**Written instruction:** Make an exact copy of the lines, leaving the pictures out.

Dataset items

- - - - - - -

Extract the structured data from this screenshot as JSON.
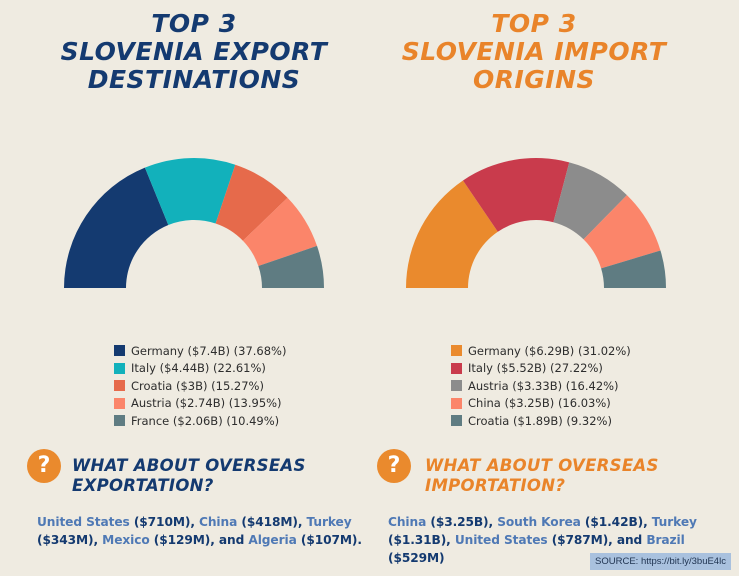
{
  "export_title": [
    "TOP 3",
    "SLOVENIA EXPORT",
    "DESTINATIONS"
  ],
  "import_title": [
    "TOP 3",
    "SLOVENIA IMPORT",
    "ORIGINS"
  ],
  "chart_data": [
    {
      "type": "pie",
      "variant": "half-donut",
      "title": "TOP 3 SLOVENIA EXPORT DESTINATIONS",
      "legend_position": "bottom",
      "categories": [
        "Germany",
        "Italy",
        "Croatia",
        "Austria",
        "France"
      ],
      "values": [
        7.4,
        4.44,
        3,
        2.74,
        2.06
      ],
      "percentages": [
        37.68,
        22.61,
        15.27,
        13.95,
        10.49
      ],
      "colors": [
        "#143a70",
        "#12b1bb",
        "#e66a4b",
        "#fb856a",
        "#5f7c82"
      ],
      "legend_labels": [
        "Germany ($7.4B) (37.68%)",
        "Italy ($4.44B) (22.61%)",
        "Croatia ($3B) (15.27%)",
        "Austria ($2.74B) (13.95%)",
        "France ($2.06B) (10.49%)"
      ]
    },
    {
      "type": "pie",
      "variant": "half-donut",
      "title": "TOP 3 SLOVENIA IMPORT ORIGINS",
      "legend_position": "bottom",
      "categories": [
        "Germany",
        "Italy",
        "Austria",
        "China",
        "Croatia"
      ],
      "values": [
        6.29,
        5.52,
        3.33,
        3.25,
        1.89
      ],
      "percentages": [
        31.02,
        27.22,
        16.42,
        16.03,
        9.32
      ],
      "colors": [
        "#ea8a2d",
        "#c93b4c",
        "#8c8c8c",
        "#fb856a",
        "#5f7c82"
      ],
      "legend_labels": [
        "Germany ($6.29B) (31.02%)",
        "Italy ($5.52B) (27.22%)",
        "Austria ($3.33B) (16.42%)",
        "China ($3.25B) (16.03%)",
        "Croatia ($1.89B) (9.32%)"
      ]
    }
  ],
  "overseas_export": {
    "icon": "question-icon",
    "title": [
      "WHAT ABOUT OVERSEAS",
      "EXPORTATION?"
    ],
    "items": [
      {
        "country": "United States",
        "value": " ($710M), "
      },
      {
        "country": "China",
        "value": " ($418M), "
      },
      {
        "country": "Turkey",
        "value": " ($343M), "
      },
      {
        "country": "Mexico",
        "value": " ($129M), and "
      },
      {
        "country": "Algeria",
        "value": " ($107M)."
      }
    ]
  },
  "overseas_import": {
    "icon": "question-icon",
    "title": [
      "WHAT ABOUT OVERSEAS",
      "IMPORTATION?"
    ],
    "items": [
      {
        "country": "China",
        "value": " ($3.25B), "
      },
      {
        "country": "South Korea",
        "value": " ($1.42B), "
      },
      {
        "country": "Turkey",
        "value": " ($1.31B), "
      },
      {
        "country": "United States",
        "value": " ($787M), and "
      },
      {
        "country": "Brazil",
        "value": " ($529M)"
      }
    ]
  },
  "source": "SOURCE:  https://bit.ly/3buE4lc"
}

- - - - - - -

**Correct result:**
Extract the structured data from this screenshot as JSON.
{
  "export_title": [
    "TOP 3",
    "SLOVENIA EXPORT",
    "DESTINATIONS"
  ],
  "import_title": [
    "TOP 3",
    "SLOVENIA IMPORT",
    "ORIGINS"
  ],
  "chart_data": [
    {
      "type": "pie",
      "variant": "half-donut",
      "title": "TOP 3 SLOVENIA EXPORT DESTINATIONS",
      "legend_position": "bottom",
      "categories": [
        "Germany",
        "Italy",
        "Croatia",
        "Austria",
        "France"
      ],
      "values": [
        7.4,
        4.44,
        3,
        2.74,
        2.06
      ],
      "percentages": [
        37.68,
        22.61,
        15.27,
        13.95,
        10.49
      ],
      "colors": [
        "#143a70",
        "#12b1bb",
        "#e66a4b",
        "#fb856a",
        "#5f7c82"
      ],
      "legend_labels": [
        "Germany ($7.4B) (37.68%)",
        "Italy ($4.44B) (22.61%)",
        "Croatia ($3B) (15.27%)",
        "Austria ($2.74B) (13.95%)",
        "France ($2.06B) (10.49%)"
      ]
    },
    {
      "type": "pie",
      "variant": "half-donut",
      "title": "TOP 3 SLOVENIA IMPORT ORIGINS",
      "legend_position": "bottom",
      "categories": [
        "Germany",
        "Italy",
        "Austria",
        "China",
        "Croatia"
      ],
      "values": [
        6.29,
        5.52,
        3.33,
        3.25,
        1.89
      ],
      "percentages": [
        31.02,
        27.22,
        16.42,
        16.03,
        9.32
      ],
      "colors": [
        "#ea8a2d",
        "#c93b4c",
        "#8c8c8c",
        "#fb856a",
        "#5f7c82"
      ],
      "legend_labels": [
        "Germany ($6.29B) (31.02%)",
        "Italy ($5.52B) (27.22%)",
        "Austria ($3.33B) (16.42%)",
        "China ($3.25B) (16.03%)",
        "Croatia ($1.89B) (9.32%)"
      ]
    }
  ],
  "overseas_export": {
    "icon": "question-icon",
    "title": [
      "WHAT ABOUT OVERSEAS",
      "EXPORTATION?"
    ],
    "items": [
      {
        "country": "United States",
        "value": " ($710M), "
      },
      {
        "country": "China",
        "value": " ($418M), "
      },
      {
        "country": "Turkey",
        "value": " ($343M), "
      },
      {
        "country": "Mexico",
        "value": " ($129M), and "
      },
      {
        "country": "Algeria",
        "value": " ($107M)."
      }
    ]
  },
  "overseas_import": {
    "icon": "question-icon",
    "title": [
      "WHAT ABOUT OVERSEAS",
      "IMPORTATION?"
    ],
    "items": [
      {
        "country": "China",
        "value": " ($3.25B), "
      },
      {
        "country": "South Korea",
        "value": " ($1.42B), "
      },
      {
        "country": "Turkey",
        "value": " ($1.31B), "
      },
      {
        "country": "United States",
        "value": " ($787M), and "
      },
      {
        "country": "Brazil",
        "value": " ($529M)"
      }
    ]
  },
  "source": "SOURCE:  https://bit.ly/3buE4lc"
}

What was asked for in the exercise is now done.